Dataset items
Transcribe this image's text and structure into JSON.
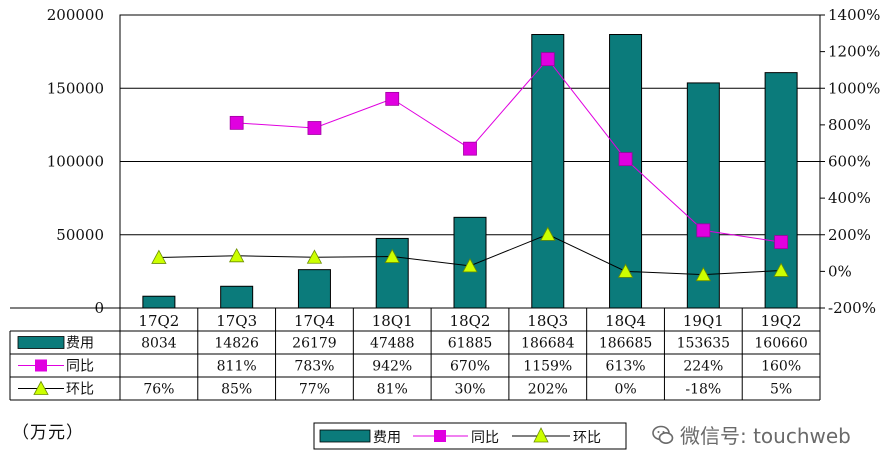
{
  "chart_data": {
    "type": "bar",
    "categories": [
      "17Q2",
      "17Q3",
      "17Q4",
      "18Q1",
      "18Q2",
      "18Q3",
      "18Q4",
      "19Q1",
      "19Q2"
    ],
    "series": [
      {
        "name": "费用",
        "type": "bar",
        "axis": "left",
        "color": "#0b7b7b",
        "values": [
          8034,
          14826,
          26179,
          47488,
          61885,
          186684,
          186685,
          153635,
          160660
        ]
      },
      {
        "name": "同比",
        "type": "line",
        "axis": "right",
        "color": "#e000e0",
        "values": [
          null,
          811,
          783,
          942,
          670,
          1159,
          613,
          224,
          160
        ]
      },
      {
        "name": "环比",
        "type": "line",
        "axis": "right",
        "color": "#000000",
        "marker_color": "#ccff00",
        "values": [
          76,
          85,
          77,
          81,
          30,
          202,
          0,
          -18,
          5
        ]
      }
    ],
    "table": {
      "rows": [
        {
          "name": "费用",
          "cells": [
            "8034",
            "14826",
            "26179",
            "47488",
            "61885",
            "186684",
            "186685",
            "153635",
            "160660"
          ]
        },
        {
          "name": "同比",
          "cells": [
            "",
            "811%",
            "783%",
            "942%",
            "670%",
            "1159%",
            "613%",
            "224%",
            "160%"
          ]
        },
        {
          "name": "环比",
          "cells": [
            "76%",
            "85%",
            "77%",
            "81%",
            "30%",
            "202%",
            "0%",
            "-18%",
            "5%"
          ]
        }
      ]
    },
    "left_axis": {
      "min": 0,
      "max": 200000,
      "ticks": [
        "200000",
        "150000",
        "100000",
        "50000",
        "0"
      ]
    },
    "right_axis": {
      "min": -200,
      "max": 1400,
      "ticks": [
        "1400%",
        "1200%",
        "1000%",
        "800%",
        "600%",
        "400%",
        "200%",
        "0%",
        "-200%"
      ]
    },
    "ylim": [
      0,
      200000
    ],
    "y2lim": [
      -200,
      1400
    ],
    "grid": true,
    "legend_position": "bottom"
  },
  "unit_label": "（万元）",
  "watermark": {
    "text": "微信号: touchweb",
    "icon": "wechat-icon"
  }
}
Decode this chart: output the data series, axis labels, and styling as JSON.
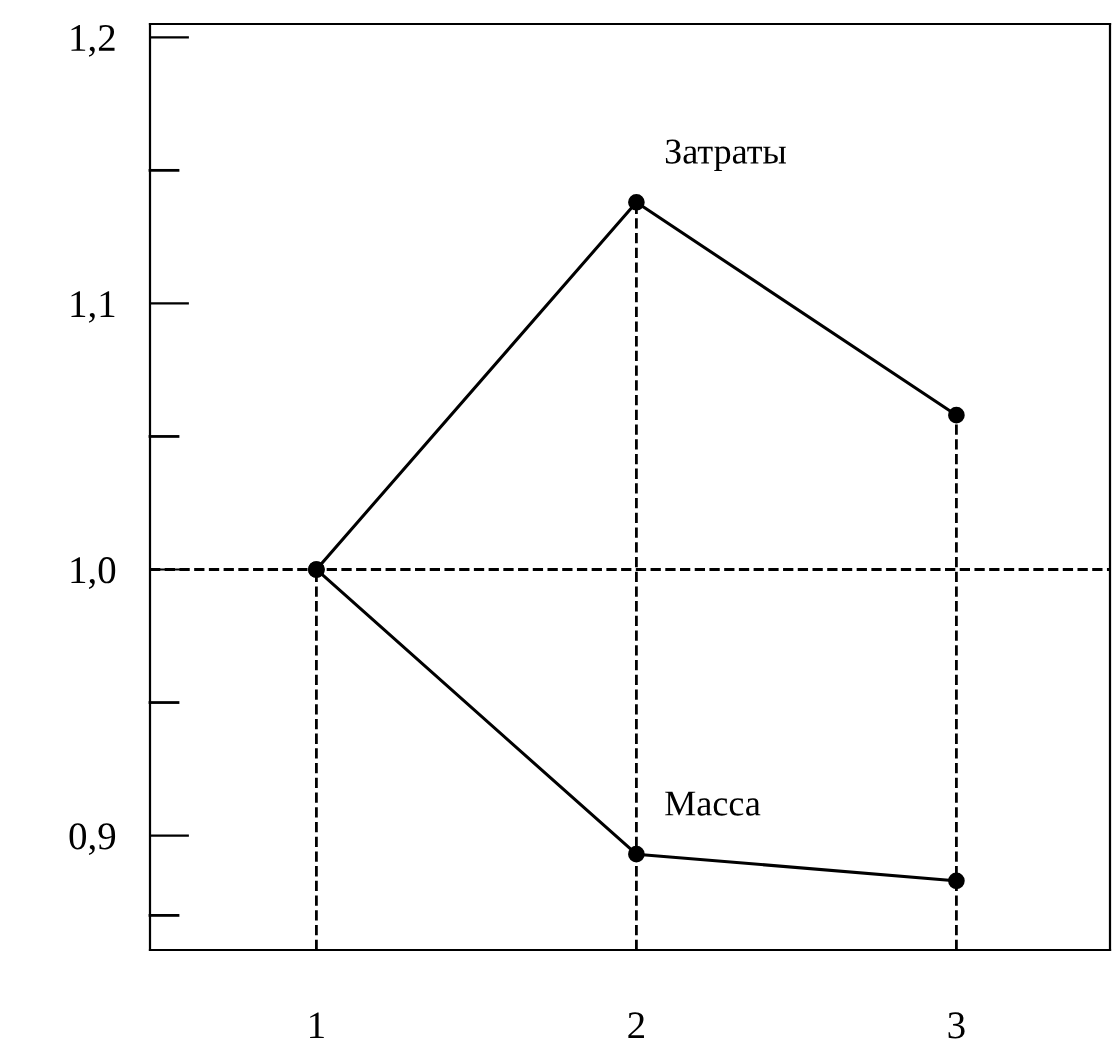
{
  "chart_data": {
    "type": "line",
    "x": [
      1,
      2,
      3
    ],
    "series": [
      {
        "name": "Затраты",
        "color": "#000000",
        "values": [
          1.0,
          1.138,
          1.058
        ]
      },
      {
        "name": "Масса",
        "color": "#000000",
        "values": [
          1.0,
          0.893,
          0.883
        ]
      }
    ],
    "xlim": [
      0.48,
      3.48
    ],
    "xticks": [
      1,
      2,
      3
    ],
    "ylim": [
      0.857,
      1.205
    ],
    "yticks": [
      {
        "value": 0.87,
        "label": null
      },
      {
        "value": 0.9,
        "label": "0,9"
      },
      {
        "value": 0.95,
        "label": null
      },
      {
        "value": 1.0,
        "label": "1,0"
      },
      {
        "value": 1.05,
        "label": null
      },
      {
        "value": 1.1,
        "label": "1,1"
      },
      {
        "value": 1.15,
        "label": null
      },
      {
        "value": 1.2,
        "label": "1,2"
      }
    ],
    "ref_lines": [
      {
        "axis": "y",
        "value": 1.0,
        "line_style": "dashed"
      },
      {
        "axis": "x",
        "value": 1,
        "line_style": "dashed"
      },
      {
        "axis": "x",
        "value": 2,
        "line_style": "dashed"
      },
      {
        "axis": "x",
        "value": 3,
        "line_style": "dashed"
      }
    ],
    "marker": "circle",
    "line_style": "solid",
    "grid": false,
    "legend": false
  }
}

EXERCISE DETAILS - Within the entries above, how many lines contain "this"? Respond with the number only.

ANSWER TO THE EXERCISE - 2